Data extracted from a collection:
════════════════════
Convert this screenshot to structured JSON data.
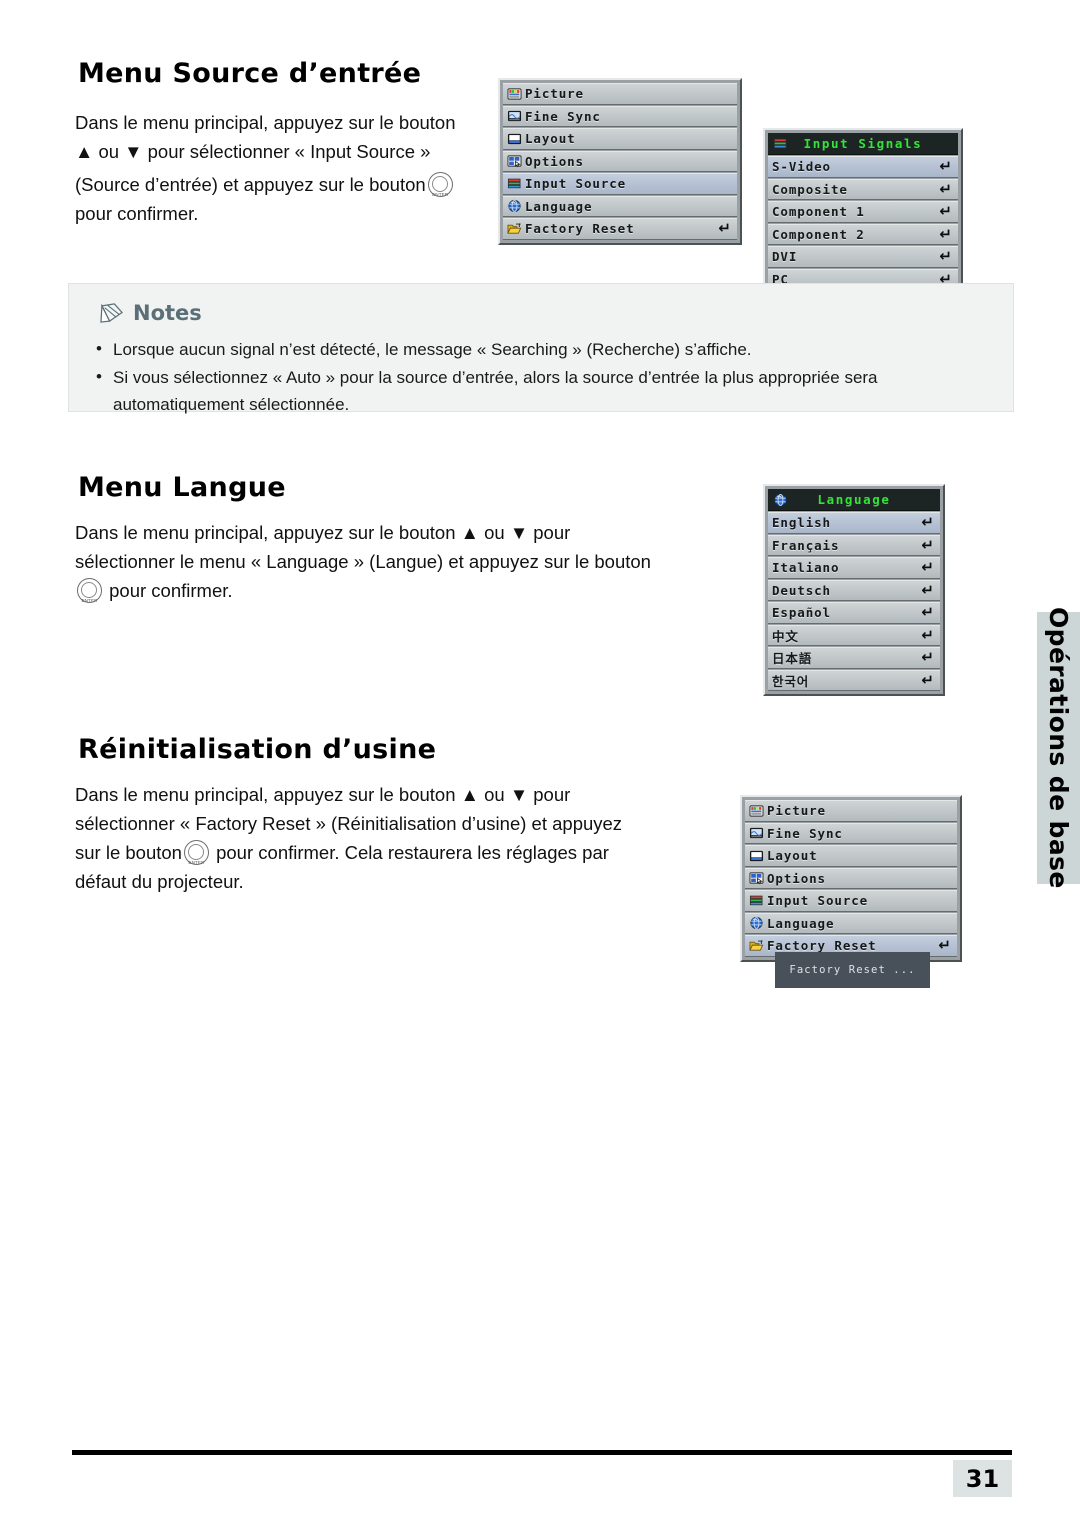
{
  "sections": {
    "input_source": {
      "title": "Menu Source d’entrée",
      "para_line1": "Dans le menu principal, appuyez sur le bouton",
      "para_line2": "▲ ou ▼ pour sélectionner « Input Source »",
      "para_line3_a": "(Source d’entrée) et appuyez sur le bouton",
      "para_line4": "pour confirmer."
    },
    "language": {
      "title": "Menu Langue",
      "para_line1": "Dans le menu principal, appuyez sur le bouton ▲ ou ▼ pour",
      "para_line2": "sélectionner le menu « Language » (Langue) et appuyez sur le bouton",
      "para_line3": "pour confirmer."
    },
    "factory_reset": {
      "title": "Réinitialisation d’usine",
      "para_line1": "Dans le menu principal, appuyez sur le bouton ▲ ou ▼ pour",
      "para_line2": "sélectionner « Factory Reset » (Réinitialisation d’usine) et appuyez",
      "para_line3_a": "sur le bouton",
      "para_line3_b": "pour confirmer. Cela restaurera les réglages par",
      "para_line4": "défaut du projecteur."
    }
  },
  "notes": {
    "title": "Notes",
    "items": [
      "Lorsque aucun signal n’est détecté, le message « Searching » (Recherche) s’affiche.",
      "Si vous sélectionnez « Auto » pour la source d’entrée, alors la source d’entrée la plus appropriée sera automatiquement sélectionnée."
    ]
  },
  "osd_main_menu_top": {
    "items": [
      {
        "label": "Picture",
        "icon": "picture-icon",
        "selected": false,
        "enter": false
      },
      {
        "label": "Fine Sync",
        "icon": "fine-sync-icon",
        "selected": false,
        "enter": false
      },
      {
        "label": "Layout",
        "icon": "layout-icon",
        "selected": false,
        "enter": false
      },
      {
        "label": "Options",
        "icon": "options-icon",
        "selected": false,
        "enter": false
      },
      {
        "label": "Input Source",
        "icon": "input-source-icon",
        "selected": true,
        "enter": false
      },
      {
        "label": "Language",
        "icon": "language-globe-icon",
        "selected": false,
        "enter": false
      },
      {
        "label": "Factory Reset",
        "icon": "factory-reset-icon",
        "selected": false,
        "enter": true
      }
    ],
    "enter_glyph": "↵"
  },
  "osd_input_signals": {
    "header": "Input Signals",
    "header_icon": "input-source-icon",
    "header_text_color": "#35e23a",
    "items": [
      {
        "label": "S-Video",
        "selected": true,
        "enter": true
      },
      {
        "label": "Composite",
        "selected": false,
        "enter": true
      },
      {
        "label": "Component 1",
        "selected": false,
        "enter": true
      },
      {
        "label": "Component 2",
        "selected": false,
        "enter": true
      },
      {
        "label": "DVI",
        "selected": false,
        "enter": true
      },
      {
        "label": "PC",
        "selected": false,
        "enter": true
      }
    ]
  },
  "osd_language_menu": {
    "header": "Language",
    "header_icon": "language-globe-icon",
    "header_text_color": "#35e23a",
    "items": [
      {
        "label": "English",
        "selected": true,
        "enter": true
      },
      {
        "label": "Français",
        "selected": false,
        "enter": true
      },
      {
        "label": "Italiano",
        "selected": false,
        "enter": true
      },
      {
        "label": "Deutsch",
        "selected": false,
        "enter": true
      },
      {
        "label": "Español",
        "selected": false,
        "enter": true
      },
      {
        "label": "中文",
        "selected": false,
        "enter": true
      },
      {
        "label": "日本語",
        "selected": false,
        "enter": true
      },
      {
        "label": "한국어",
        "selected": false,
        "enter": true
      }
    ]
  },
  "osd_main_menu_bottom": {
    "items": [
      {
        "label": "Picture",
        "icon": "picture-icon",
        "selected": false,
        "enter": false
      },
      {
        "label": "Fine Sync",
        "icon": "fine-sync-icon",
        "selected": false,
        "enter": false
      },
      {
        "label": "Layout",
        "icon": "layout-icon",
        "selected": false,
        "enter": false
      },
      {
        "label": "Options",
        "icon": "options-icon",
        "selected": false,
        "enter": false
      },
      {
        "label": "Input Source",
        "icon": "input-source-icon",
        "selected": false,
        "enter": false
      },
      {
        "label": "Language",
        "icon": "language-globe-icon",
        "selected": false,
        "enter": false
      },
      {
        "label": "Factory Reset",
        "icon": "factory-reset-icon",
        "selected": true,
        "enter": true
      }
    ],
    "toast": "Factory Reset ..."
  },
  "side_tab": {
    "label": "Opérations de base"
  },
  "footer": {
    "page_number": "31"
  },
  "colors": {
    "osd_header_bg": "#1d2524",
    "osd_green": "#35e23a",
    "osd_row": "#c5cbce",
    "osd_row_selected": "#b6c2d3",
    "notes_bg": "#f1f3f3",
    "notes_title": "#5b6f77",
    "side_tab_bg": "#ccd6d6",
    "page_num_bg": "#dde3e3"
  }
}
════════════════════
• TASK OBJECTIVE: Repeat the listing in full and exactly. Leave any pictures out.

• TASK RESPONSE:
Convert this screenshot to structured JSON data.
{
  "sections": {
    "input_source": {
      "title": "Menu Source d’entrée",
      "para_line1": "Dans le menu principal, appuyez sur le bouton",
      "para_line2": "▲ ou ▼ pour sélectionner « Input Source »",
      "para_line3_a": "(Source d’entrée) et appuyez sur le bouton",
      "para_line4": "pour confirmer."
    },
    "language": {
      "title": "Menu Langue",
      "para_line1": "Dans le menu principal, appuyez sur le bouton ▲ ou ▼ pour",
      "para_line2": "sélectionner le menu « Language » (Langue) et appuyez sur le bouton",
      "para_line3": "pour confirmer."
    },
    "factory_reset": {
      "title": "Réinitialisation d’usine",
      "para_line1": "Dans le menu principal, appuyez sur le bouton ▲ ou ▼ pour",
      "para_line2": "sélectionner « Factory Reset » (Réinitialisation d’usine) et appuyez",
      "para_line3_a": "sur le bouton",
      "para_line3_b": "pour confirmer. Cela restaurera les réglages par",
      "para_line4": "défaut du projecteur."
    }
  },
  "notes": {
    "title": "Notes",
    "items": [
      "Lorsque aucun signal n’est détecté, le message « Searching » (Recherche) s’affiche.",
      "Si vous sélectionnez « Auto » pour la source d’entrée, alors la source d’entrée la plus appropriée sera automatiquement sélectionnée."
    ]
  },
  "osd_main_menu_top": {
    "items": [
      {
        "label": "Picture",
        "icon": "picture-icon",
        "selected": false,
        "enter": false
      },
      {
        "label": "Fine Sync",
        "icon": "fine-sync-icon",
        "selected": false,
        "enter": false
      },
      {
        "label": "Layout",
        "icon": "layout-icon",
        "selected": false,
        "enter": false
      },
      {
        "label": "Options",
        "icon": "options-icon",
        "selected": false,
        "enter": false
      },
      {
        "label": "Input Source",
        "icon": "input-source-icon",
        "selected": true,
        "enter": false
      },
      {
        "label": "Language",
        "icon": "language-globe-icon",
        "selected": false,
        "enter": false
      },
      {
        "label": "Factory Reset",
        "icon": "factory-reset-icon",
        "selected": false,
        "enter": true
      }
    ],
    "enter_glyph": "↵"
  },
  "osd_input_signals": {
    "header": "Input Signals",
    "header_icon": "input-source-icon",
    "header_text_color": "#35e23a",
    "items": [
      {
        "label": "S-Video",
        "selected": true,
        "enter": true
      },
      {
        "label": "Composite",
        "selected": false,
        "enter": true
      },
      {
        "label": "Component 1",
        "selected": false,
        "enter": true
      },
      {
        "label": "Component 2",
        "selected": false,
        "enter": true
      },
      {
        "label": "DVI",
        "selected": false,
        "enter": true
      },
      {
        "label": "PC",
        "selected": false,
        "enter": true
      }
    ]
  },
  "osd_language_menu": {
    "header": "Language",
    "header_icon": "language-globe-icon",
    "header_text_color": "#35e23a",
    "items": [
      {
        "label": "English",
        "selected": true,
        "enter": true
      },
      {
        "label": "Français",
        "selected": false,
        "enter": true
      },
      {
        "label": "Italiano",
        "selected": false,
        "enter": true
      },
      {
        "label": "Deutsch",
        "selected": false,
        "enter": true
      },
      {
        "label": "Español",
        "selected": false,
        "enter": true
      },
      {
        "label": "中文",
        "selected": false,
        "enter": true
      },
      {
        "label": "日本語",
        "selected": false,
        "enter": true
      },
      {
        "label": "한국어",
        "selected": false,
        "enter": true
      }
    ]
  },
  "osd_main_menu_bottom": {
    "items": [
      {
        "label": "Picture",
        "icon": "picture-icon",
        "selected": false,
        "enter": false
      },
      {
        "label": "Fine Sync",
        "icon": "fine-sync-icon",
        "selected": false,
        "enter": false
      },
      {
        "label": "Layout",
        "icon": "layout-icon",
        "selected": false,
        "enter": false
      },
      {
        "label": "Options",
        "icon": "options-icon",
        "selected": false,
        "enter": false
      },
      {
        "label": "Input Source",
        "icon": "input-source-icon",
        "selected": false,
        "enter": false
      },
      {
        "label": "Language",
        "icon": "language-globe-icon",
        "selected": false,
        "enter": false
      },
      {
        "label": "Factory Reset",
        "icon": "factory-reset-icon",
        "selected": true,
        "enter": true
      }
    ],
    "toast": "Factory Reset ..."
  },
  "side_tab": {
    "label": "Opérations de base"
  },
  "footer": {
    "page_number": "31"
  },
  "colors": {
    "osd_header_bg": "#1d2524",
    "osd_green": "#35e23a",
    "osd_row": "#c5cbce",
    "osd_row_selected": "#b6c2d3",
    "notes_bg": "#f1f3f3",
    "notes_title": "#5b6f77",
    "side_tab_bg": "#ccd6d6",
    "page_num_bg": "#dde3e3"
  }
}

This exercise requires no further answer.